Written request:
Repeat the data that follows, word for word, without the images.

▼▼▼

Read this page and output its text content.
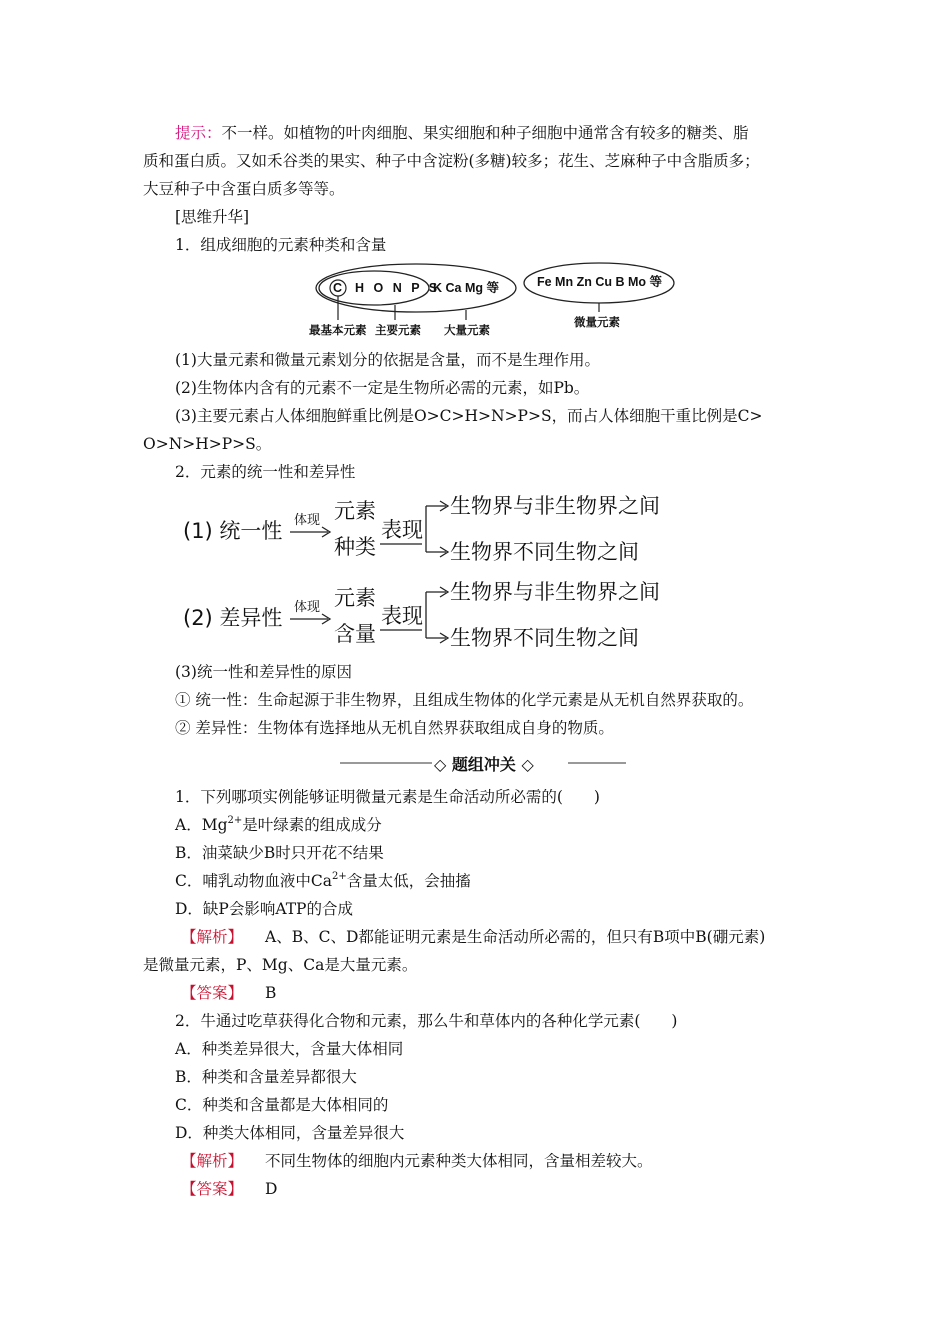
提示：不一样。如植物的叶肉细胞、果实细胞和种子细胞中通常含有较多的糖类、脂
质和蛋白质。又如禾谷类的果实、种子中含淀粉(多糖)较多；花生、芝麻种子中含脂质多；
大豆种子中含蛋白质多等等。
[思维升华]
1．组成细胞的元素种类和含量
C H O N P S
K Ca Mg 等	Fe Mn Zn Cu B Mo 等
最基本元素 主要元素 大量元素
微量元素
(1)大量元素和微量元素划分的依据是含量，而不是生理作用。
(2)生物体内含有的元素不一定是生物所必需的元素，如Pb。
(3)主要元素占人体细胞鲜重比例是O>C>H>N>P>S，而占人体细胞干重比例是C>
O>N>H>P>S。
2．元素的统一性和差异性
(1) 统一性 体现 元素
种类
表现
生物界与非生物界之间
生物界不同生物之间
(2) 差异性 体现 元素
含量
表现
生物界与非生物界之间
生物界不同生物之间
(3)统一性和差异性的原因
① 统一性：生命起源于非生物界，且组成生物体的化学元素是从无机自然界获取的。
② 差异性：生物体有选择地从无机自然界获取组成自身的物质。
◇ 题组冲关 ◇
1．下列哪项实例能够证明微量元素是生命活动所必需的(　　)
A．$Mg^{2+}$是叶绿素的组成成分
B．油菜缺少B时只开花不结果
C．哺乳动物血液中$Ca^{2+}$含量太低，会抽搐
D．缺P会影响ATP的合成
【解析】 A、B、C、D都能证明元素是生命活动所必需的，但只有B项中B(硼元素)
是微量元素，P、Mg、Ca是大量元素。
【答案】 B
2．牛通过吃草获得化合物和元素，那么牛和草体内的各种化学元素(　　)
A．种类差异很大，含量大体相同
B．种类和含量差异都很大
C．种类和含量都是大体相同的
D．种类大体相同，含量差异很大
【解析】 不同生物体的细胞内元素种类大体相同，含量相差较大。
【答案】 D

▲▲▲

Complete answer:
Read this page and output its text content.
提示：不一样。如植物的叶肉细胞、果实细胞和种子细胞中通常含有较多的糖类、脂
质和蛋白质。又如禾谷类的果实、种子中含淀粉(多糖)较多；花生、芝麻种子中含脂质多；
大豆种子中含蛋白质多等等。
[思维升华]
1．组成细胞的元素种类和含量
C H O N P S
K Ca Mg 等	Fe Mn Zn Cu B Mo 等
最基本元素 主要元素 大量元素
微量元素
(1)大量元素和微量元素划分的依据是含量，而不是生理作用。
(2)生物体内含有的元素不一定是生物所必需的元素，如Pb。
(3)主要元素占人体细胞鲜重比例是O>C>H>N>P>S，而占人体细胞干重比例是C>
O>N>H>P>S。
2．元素的统一性和差异性
(1) 统一性 体现 元素
种类
表现
生物界与非生物界之间
生物界不同生物之间
(2) 差异性 体现 元素
含量
表现
生物界与非生物界之间
生物界不同生物之间
(3)统一性和差异性的原因
① 统一性：生命起源于非生物界，且组成生物体的化学元素是从无机自然界获取的。
② 差异性：生物体有选择地从无机自然界获取组成自身的物质。
◇ 题组冲关 ◇
1．下列哪项实例能够证明微量元素是生命活动所必需的(　　)
A．$Mg^{2+}$是叶绿素的组成成分
B．油菜缺少B时只开花不结果
C．哺乳动物血液中$Ca^{2+}$含量太低，会抽搐
D．缺P会影响ATP的合成
【解析】 A、B、C、D都能证明元素是生命活动所必需的，但只有B项中B(硼元素)
是微量元素，P、Mg、Ca是大量元素。
【答案】 B
2．牛通过吃草获得化合物和元素，那么牛和草体内的各种化学元素(　　)
A．种类差异很大，含量大体相同
B．种类和含量差异都很大
C．种类和含量都是大体相同的
D．种类大体相同，含量差异很大
【解析】 不同生物体的细胞内元素种类大体相同，含量相差较大。
【答案】 D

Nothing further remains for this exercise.